[Saved entries]

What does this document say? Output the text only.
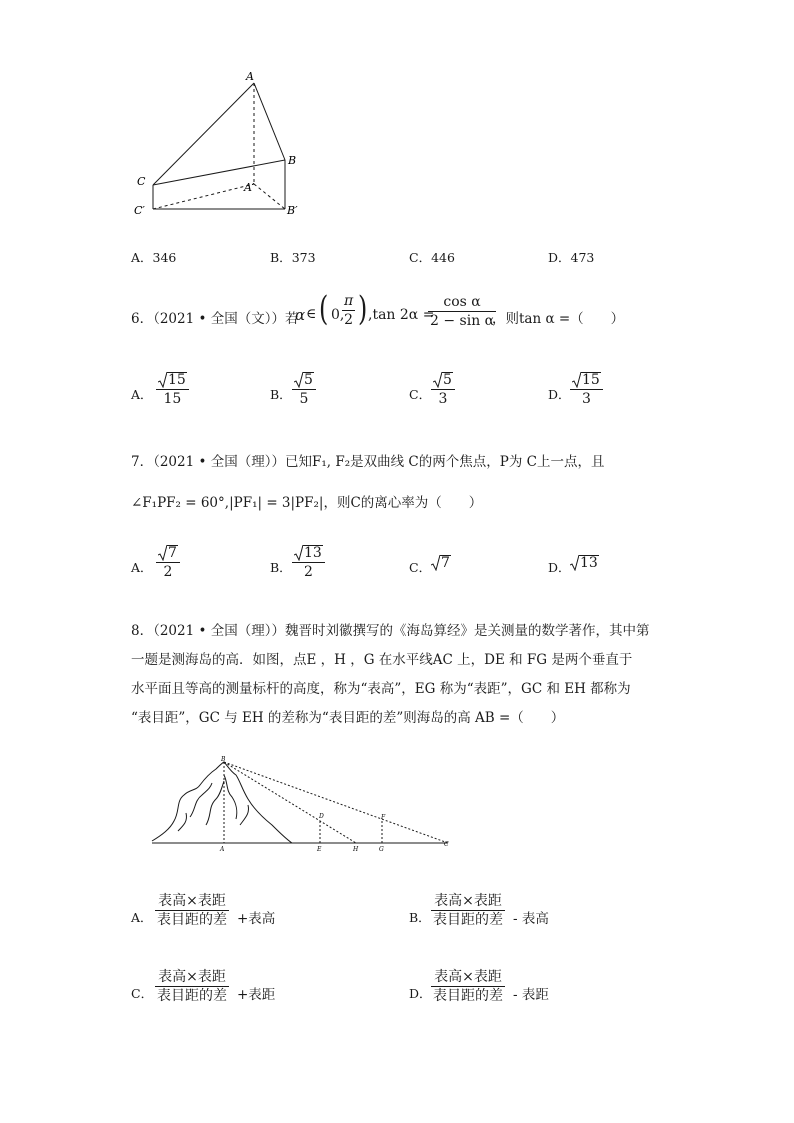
A
B
C	A′
B′
C′
A．346	B．373	C．446	D．473
6．（2021 • 全国（文））若
α ∈ ( 0,
π
2 ) ,tan 2α =
cos α
2 − sin α
，则tan α =（　　）
A．
15
15	B．
5
5	C．
5
3	D．
15
3
7．（2021 • 全国（理））已知F₁, F₂是双曲线 C的两个焦点，P为 C上一点，且
∠F₁PF₂ = 60°,|PF₁| = 3|PF₂|，则C的离心率为（　　）
A．
7
2	B．
13
2	C． 7	D． 13
8．（2021 • 全国（理））魏晋时刘徽撰写的《海岛算经》是关测量的数学著作，其中第
一题是测海岛的高．如图，点E ，H ，G 在水平线AC 上，DE 和 FG 是两个垂直于
水平面且等高的测量标杆的高度，称为“表高”，EG 称为“表距”，GC 和 EH 都称为
“表目距”，GC 与 EH 的差称为“表目距的差”则海岛的高 AB =（　　）
B
A
D
E	H
F
G
C
A．
表高×表距
表目距的差 +表高	B．
表高×表距
表目距的差 - 表高
C．
表高×表距
表目距的差 +表距	D．
表高×表距
表目距的差 - 表距
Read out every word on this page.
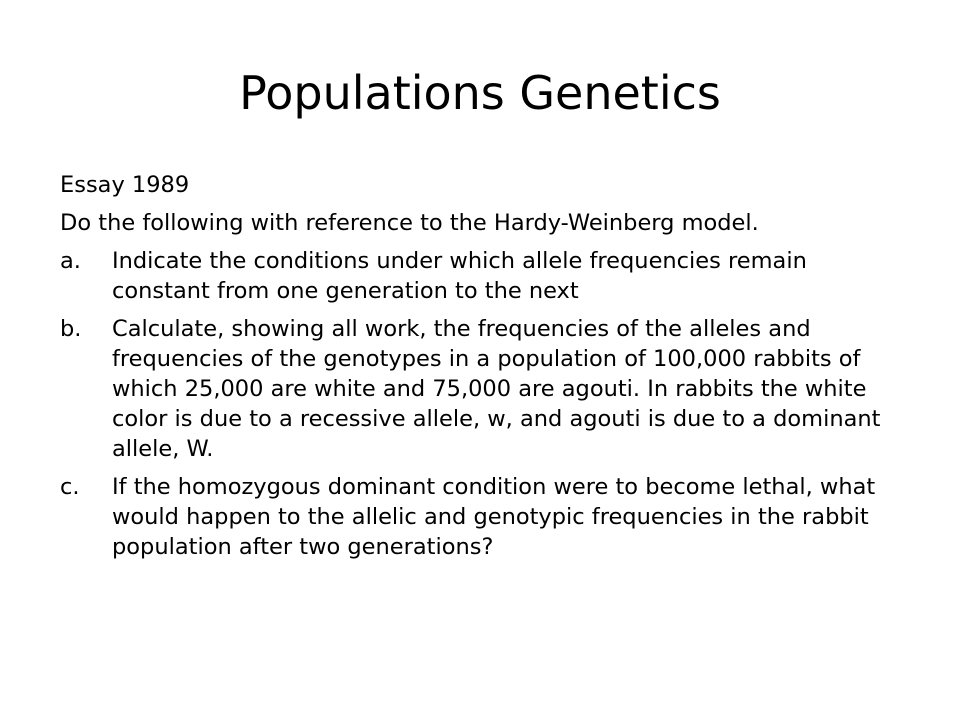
Populations Genetics

Essay 1989

Do the following with reference to the Hardy-Weinberg model.

a.	Indicate the conditions under which allele frequencies remain constant from one generation to the next
b.	Calculate, showing all work, the frequencies of the alleles and frequencies of the genotypes in a population of 100,000 rabbits of which 25,000 are white and 75,000 are agouti. In rabbits the white color is due to a recessive allele, w, and agouti is due to a dominant allele, W.
c.	If the homozygous dominant condition were to become lethal, what would happen to the allelic and genotypic frequencies in the rabbit population after two generations?
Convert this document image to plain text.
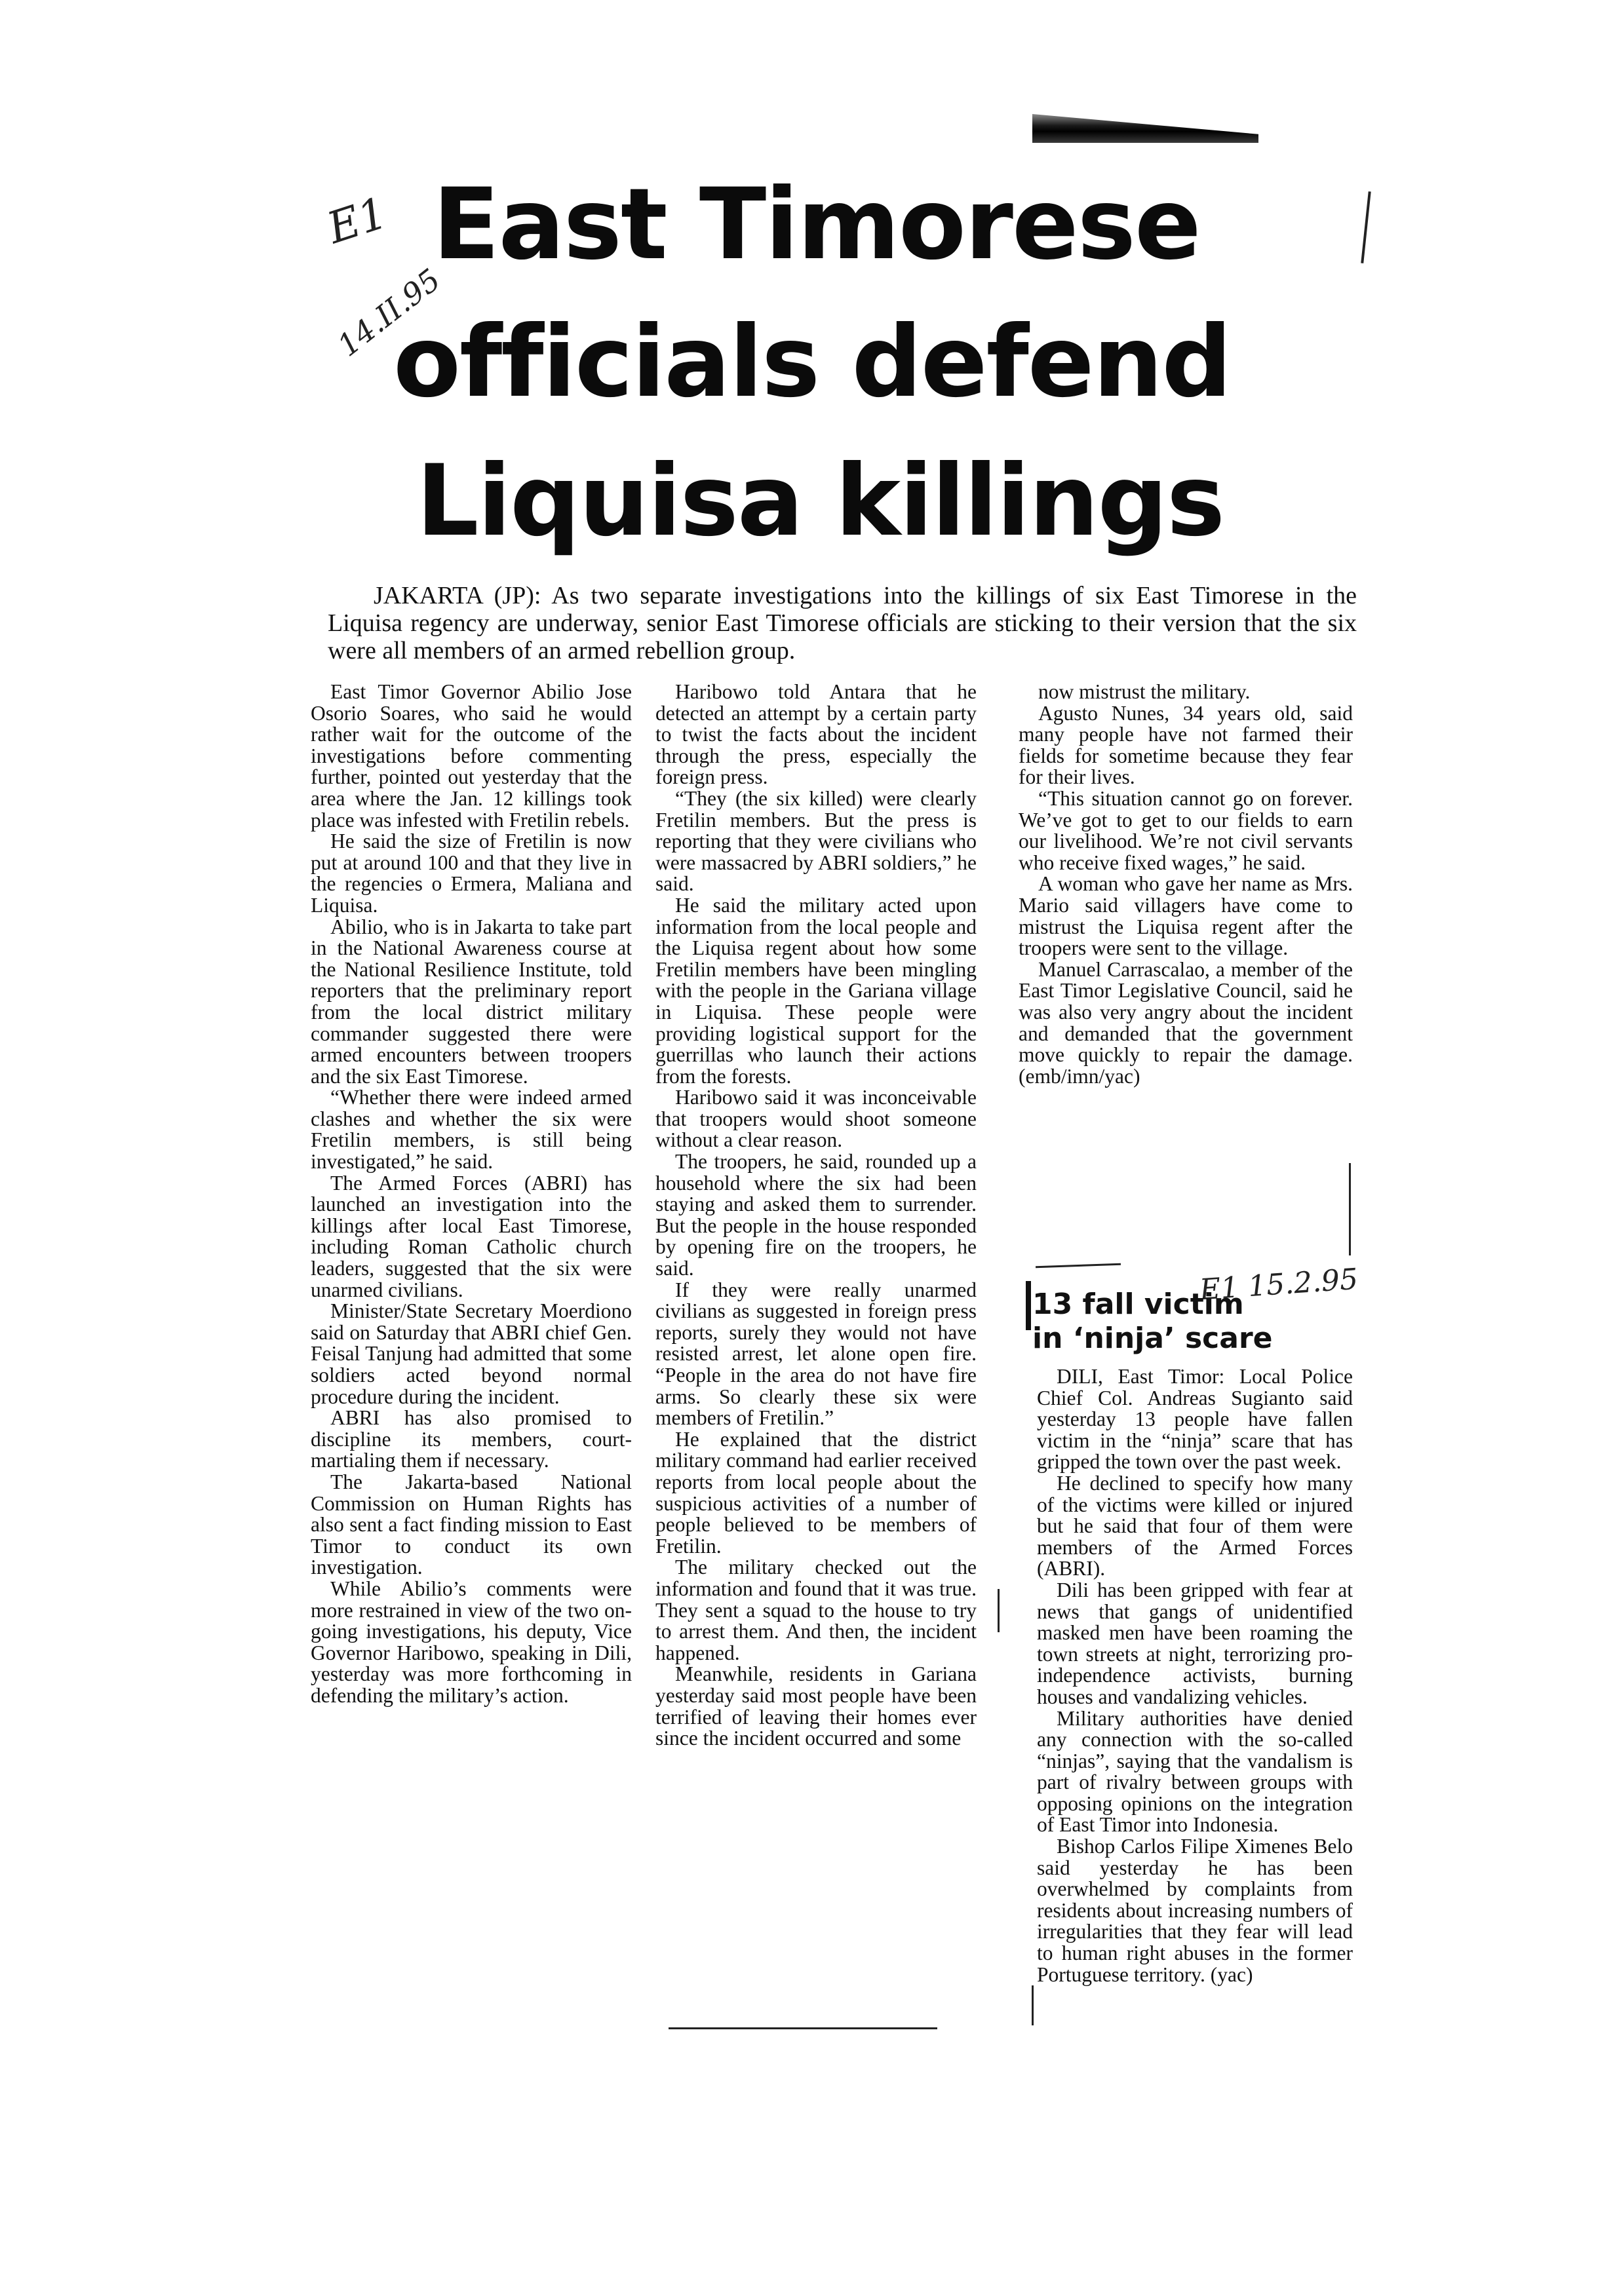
E1
14.II.95
East Timorese
officials defend
Liquisa killings

JAKARTA (JP): As two separate investigations into the killings of six East Timorese in the Liquisa regency are underway, senior East Timorese officials are sticking to their version that the six were all members of an armed rebellion group.

East Timor Governor Abilio Jose Osorio Soares, who said he would rather wait for the outcome of the investigations before commenting further, pointed out yesterday that the area where the Jan. 12 killings took place was infested with Fretilin rebels.

He said the size of Fretilin is now put at around 100 and that they live in the regencies o Ermera, Maliana and Liquisa.

Abilio, who is in Jakarta to take part in the National Awareness course at the National Resilience Institute, told reporters that the preliminary report from the local district military commander suggested there were armed encounters between troopers and the six East Timorese.

“Whether there were indeed armed clashes and whether the six were Fretilin members, is still being investigated,” he said.

The Armed Forces (ABRI) has launched an investigation into the killings after local East Timorese, including Roman Catholic church leaders, suggested that the six were unarmed civilians.

Minister/State Secretary Moerdiono said on Saturday that ABRI chief Gen. Feisal Tanjung had admitted that some soldiers acted beyond normal procedure during the incident.

ABRI has also promised to discipline its members, court-martialing them if necessary.

The Jakarta-based National Commission on Human Rights has also sent a fact finding mission to East Timor to conduct its own investigation.

While Abilio’s comments were more restrained in view of the two on-going investigations, his deputy, Vice Governor Haribowo, speaking in Dili, yesterday was more forthcoming in defending the military’s action.

Haribowo told Antara that he detected an attempt by a certain party to twist the facts about the incident through the press, especially the foreign press.

“They (the six killed) were clearly Fretilin members. But the press is reporting that they were civilians who were massacred by ABRI soldiers,” he said.

He said the military acted upon information from the local people and the Liquisa regent about how some Fretilin members have been mingling with the people in the Gariana village in Liquisa. These people were providing logistical support for the guerrillas who launch their actions from the forests.

Haribowo said it was inconceivable that troopers would shoot someone without a clear reason.

The troopers, he said, rounded up a household where the six had been staying and asked them to surrender. But the people in the house responded by opening fire on the troopers, he said.

If they were really unarmed civilians as suggested in foreign press reports, surely they would not have resisted arrest, let alone open fire. “People in the area do not have fire arms. So clearly these six were members of Fretilin.”

He explained that the district military command had earlier received reports from local people about the suspicious activities of a number of people believed to be members of Fretilin.

The military checked out the information and found that it was true. They sent a squad to the house to try to arrest them. And then, the incident happened.

Meanwhile, residents in Gariana yesterday said most people have been terrified of leaving their homes ever since the incident occurred and some

now mistrust the military.

Agusto Nunes, 34 years old, said many people have not farmed their fields for sometime because they fear for their lives.

“This situation cannot go on forever. We’ve got to get to our fields to earn our livelihood. We’re not civil servants who receive fixed wages,” he said.

A woman who gave her name as Mrs. Mario said villagers have come to mistrust the Liquisa regent after the troopers were sent to the village.

Manuel Carrascalao, a member of the East Timor Legislative Council, said he was also very angry about the incident and demanded that the government move quickly to repair the damage. (emb/imn/yac)

E1 15.2.95
13 fall victim
in ‘ninja’ scare

DILI, East Timor: Local Police Chief Col. Andreas Sugianto said yesterday 13 people have fallen victim in the “ninja” scare that has gripped the town over the past week.

He declined to specify how many of the victims were killed or injured but he said that four of them were members of the Armed Forces (ABRI).

Dili has been gripped with fear at news that gangs of unidentified masked men have been roaming the town streets at night, terrorizing pro-independence activists, burning houses and vandalizing vehicles.

Military authorities have denied any connection with the so-called “ninjas”, saying that the vandalism is part of rivalry between groups with opposing opinions on the integration of East Timor into Indonesia.

Bishop Carlos Filipe Ximenes Belo said yesterday he has been overwhelmed by complaints from residents about increasing numbers of irregularities that they fear will lead to human right abuses in the former Portuguese territory. (yac)
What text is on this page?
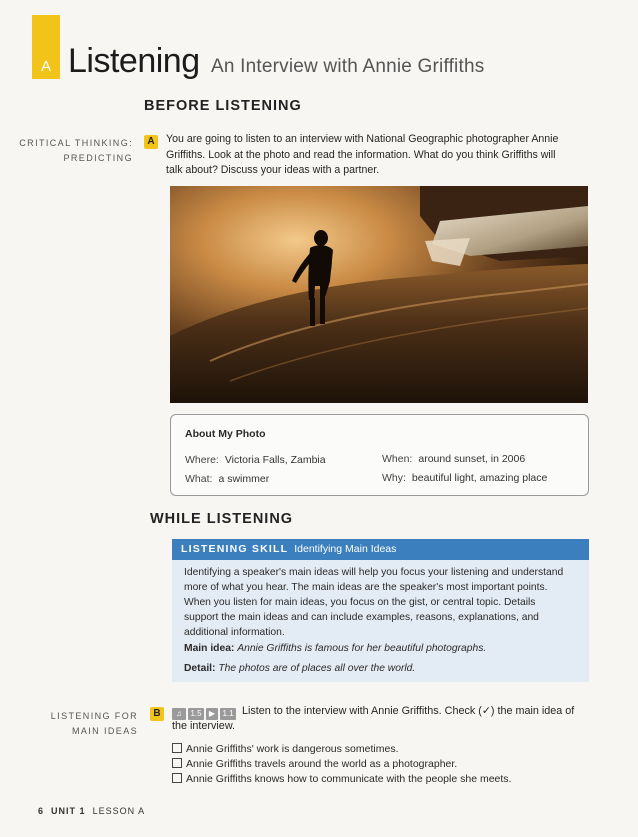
A Listening An Interview with Annie Griffiths
BEFORE LISTENING
CRITICAL THINKING:
PREDICTING
A	You are going to listen to an interview with National Geographic photographer Annie
Griffiths. Look at the photo and read the information. What do you think Griffiths will
talk about? Discuss your ideas with a partner.
About My Photo
Where: Victoria Falls, Zambia
What: a swimmer
When: around sunset, in 2006
Why: beautiful light, amazing place
WHILE LISTENING
LISTENING SKILL Identifying Main Ideas
Identifying a speaker's main ideas will help you focus your listening and understand
more of what you hear. The main ideas are the speaker's most important points.
When you listen for main ideas, you focus on the gist, or central topic. Details
support the main ideas and can include examples, reasons, explanations, and
additional information.
Main idea: Annie Griffiths is famous for her beautiful photographs.
Detail: The photos are of places all over the world.
LISTENING FOR
MAIN IDEAS
B	♫	1.5 ▶ 1.1 Listen to the interview with Annie Griffiths. Check (✓) the main idea of
the interview.
Annie Griffiths' work is dangerous sometimes.
Annie Griffiths travels around the world as a photographer.
Annie Griffiths knows how to communicate with the people she meets.
6 UNIT 1 LESSON A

## What the exercise asks
Repeat verbatim the lines from the one holding "What text is on this page?" through the end of the listing above, both ends included, but not the pictures.

## Result below
What text is on this page?
A Listening An Interview with Annie Griffiths
BEFORE LISTENING
CRITICAL THINKING:
PREDICTING
A	You are going to listen to an interview with National Geographic photographer Annie
Griffiths. Look at the photo and read the information. What do you think Griffiths will
talk about? Discuss your ideas with a partner.
About My Photo
Where: Victoria Falls, Zambia
What: a swimmer
When: around sunset, in 2006
Why: beautiful light, amazing place
WHILE LISTENING
LISTENING SKILL Identifying Main Ideas
Identifying a speaker's main ideas will help you focus your listening and understand
more of what you hear. The main ideas are the speaker's most important points.
When you listen for main ideas, you focus on the gist, or central topic. Details
support the main ideas and can include examples, reasons, explanations, and
additional information.
Main idea: Annie Griffiths is famous for her beautiful photographs.
Detail: The photos are of places all over the world.
LISTENING FOR
MAIN IDEAS
B	♫	1.5 ▶ 1.1 Listen to the interview with Annie Griffiths. Check (✓) the main idea of
the interview.
Annie Griffiths' work is dangerous sometimes.
Annie Griffiths travels around the world as a photographer.
Annie Griffiths knows how to communicate with the people she meets.
6 UNIT 1 LESSON A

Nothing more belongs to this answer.